Please restate the following records word for word.

# # # # # # #

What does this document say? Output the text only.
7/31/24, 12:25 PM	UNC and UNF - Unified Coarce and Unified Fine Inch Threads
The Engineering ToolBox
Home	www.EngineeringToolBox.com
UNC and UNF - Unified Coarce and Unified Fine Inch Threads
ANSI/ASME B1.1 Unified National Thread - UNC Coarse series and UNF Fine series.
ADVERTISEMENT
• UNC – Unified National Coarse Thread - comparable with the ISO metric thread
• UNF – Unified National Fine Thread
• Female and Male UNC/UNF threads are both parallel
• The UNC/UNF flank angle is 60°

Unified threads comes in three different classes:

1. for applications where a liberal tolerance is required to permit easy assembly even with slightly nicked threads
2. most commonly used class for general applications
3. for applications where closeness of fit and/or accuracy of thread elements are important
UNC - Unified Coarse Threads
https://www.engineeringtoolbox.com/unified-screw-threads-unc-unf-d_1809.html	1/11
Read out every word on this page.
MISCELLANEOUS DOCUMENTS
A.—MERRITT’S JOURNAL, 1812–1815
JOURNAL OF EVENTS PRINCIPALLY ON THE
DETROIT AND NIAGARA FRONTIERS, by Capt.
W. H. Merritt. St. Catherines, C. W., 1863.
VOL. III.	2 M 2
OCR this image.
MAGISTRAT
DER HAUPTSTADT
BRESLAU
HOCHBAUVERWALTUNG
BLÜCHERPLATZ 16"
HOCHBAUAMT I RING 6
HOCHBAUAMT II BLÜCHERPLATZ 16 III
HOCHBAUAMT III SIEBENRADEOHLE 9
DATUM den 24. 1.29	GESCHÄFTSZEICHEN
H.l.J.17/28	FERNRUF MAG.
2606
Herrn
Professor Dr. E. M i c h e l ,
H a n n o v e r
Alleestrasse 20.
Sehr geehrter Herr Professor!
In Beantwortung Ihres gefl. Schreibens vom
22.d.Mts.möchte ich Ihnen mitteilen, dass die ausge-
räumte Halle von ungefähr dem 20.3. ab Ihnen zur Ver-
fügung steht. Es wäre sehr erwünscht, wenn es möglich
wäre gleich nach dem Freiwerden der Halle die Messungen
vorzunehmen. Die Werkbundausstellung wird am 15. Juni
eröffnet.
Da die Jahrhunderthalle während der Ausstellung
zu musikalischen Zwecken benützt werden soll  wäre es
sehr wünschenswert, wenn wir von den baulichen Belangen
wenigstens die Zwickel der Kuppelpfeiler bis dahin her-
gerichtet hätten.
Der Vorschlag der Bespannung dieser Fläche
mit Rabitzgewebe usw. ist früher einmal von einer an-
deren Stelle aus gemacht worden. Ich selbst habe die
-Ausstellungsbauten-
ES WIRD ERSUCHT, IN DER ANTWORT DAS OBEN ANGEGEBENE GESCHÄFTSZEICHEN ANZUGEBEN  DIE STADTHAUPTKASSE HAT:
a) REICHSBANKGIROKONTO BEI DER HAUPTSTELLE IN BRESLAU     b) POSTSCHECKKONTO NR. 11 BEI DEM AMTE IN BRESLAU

# # # # # # #

WRITTEN SOLUTION:
What does this document say? Output the text only.
7/31/24, 12:25 PM	UNC and UNF - Unified Coarce and Unified Fine Inch Threads
The Engineering ToolBox
Home	www.EngineeringToolBox.com
UNC and UNF - Unified Coarce and Unified Fine Inch Threads
ANSI/ASME B1.1 Unified National Thread - UNC Coarse series and UNF Fine series.
ADVERTISEMENT
• UNC – Unified National Coarse Thread - comparable with the ISO metric thread
• UNF – Unified National Fine Thread
• Female and Male UNC/UNF threads are both parallel
• The UNC/UNF flank angle is 60°

Unified threads comes in three different classes:

1. for applications where a liberal tolerance is required to permit easy assembly even with slightly nicked threads
2. most commonly used class for general applications
3. for applications where closeness of fit and/or accuracy of thread elements are important
UNC - Unified Coarse Threads
https://www.engineeringtoolbox.com/unified-screw-threads-unc-unf-d_1809.html	1/11
Read out every word on this page.
MISCELLANEOUS DOCUMENTS
A.—MERRITT’S JOURNAL, 1812–1815
JOURNAL OF EVENTS PRINCIPALLY ON THE
DETROIT AND NIAGARA FRONTIERS, by Capt.
W. H. Merritt. St. Catherines, C. W., 1863.
VOL. III.	2 M 2
OCR this image.
MAGISTRAT
DER HAUPTSTADT
BRESLAU
HOCHBAUVERWALTUNG
BLÜCHERPLATZ 16"
HOCHBAUAMT I RING 6
HOCHBAUAMT II BLÜCHERPLATZ 16 III
HOCHBAUAMT III SIEBENRADEOHLE 9
DATUM den 24. 1.29	GESCHÄFTSZEICHEN
H.l.J.17/28	FERNRUF MAG.
2606
Herrn
Professor Dr. E. M i c h e l ,
H a n n o v e r
Alleestrasse 20.
Sehr geehrter Herr Professor!
In Beantwortung Ihres gefl. Schreibens vom
22.d.Mts.möchte ich Ihnen mitteilen, dass die ausge-
räumte Halle von ungefähr dem 20.3. ab Ihnen zur Ver-
fügung steht. Es wäre sehr erwünscht, wenn es möglich
wäre gleich nach dem Freiwerden der Halle die Messungen
vorzunehmen. Die Werkbundausstellung wird am 15. Juni
eröffnet.
Da die Jahrhunderthalle während der Ausstellung
zu musikalischen Zwecken benützt werden soll  wäre es
sehr wünschenswert, wenn wir von den baulichen Belangen
wenigstens die Zwickel der Kuppelpfeiler bis dahin her-
gerichtet hätten.
Der Vorschlag der Bespannung dieser Fläche
mit Rabitzgewebe usw. ist früher einmal von einer an-
deren Stelle aus gemacht worden. Ich selbst habe die
-Ausstellungsbauten-
ES WIRD ERSUCHT, IN DER ANTWORT DAS OBEN ANGEGEBENE GESCHÄFTSZEICHEN ANZUGEBEN  DIE STADTHAUPTKASSE HAT:
a) REICHSBANKGIROKONTO BEI DER HAUPTSTELLE IN BRESLAU     b) POSTSCHECKKONTO NR. 11 BEI DEM AMTE IN BRESLAU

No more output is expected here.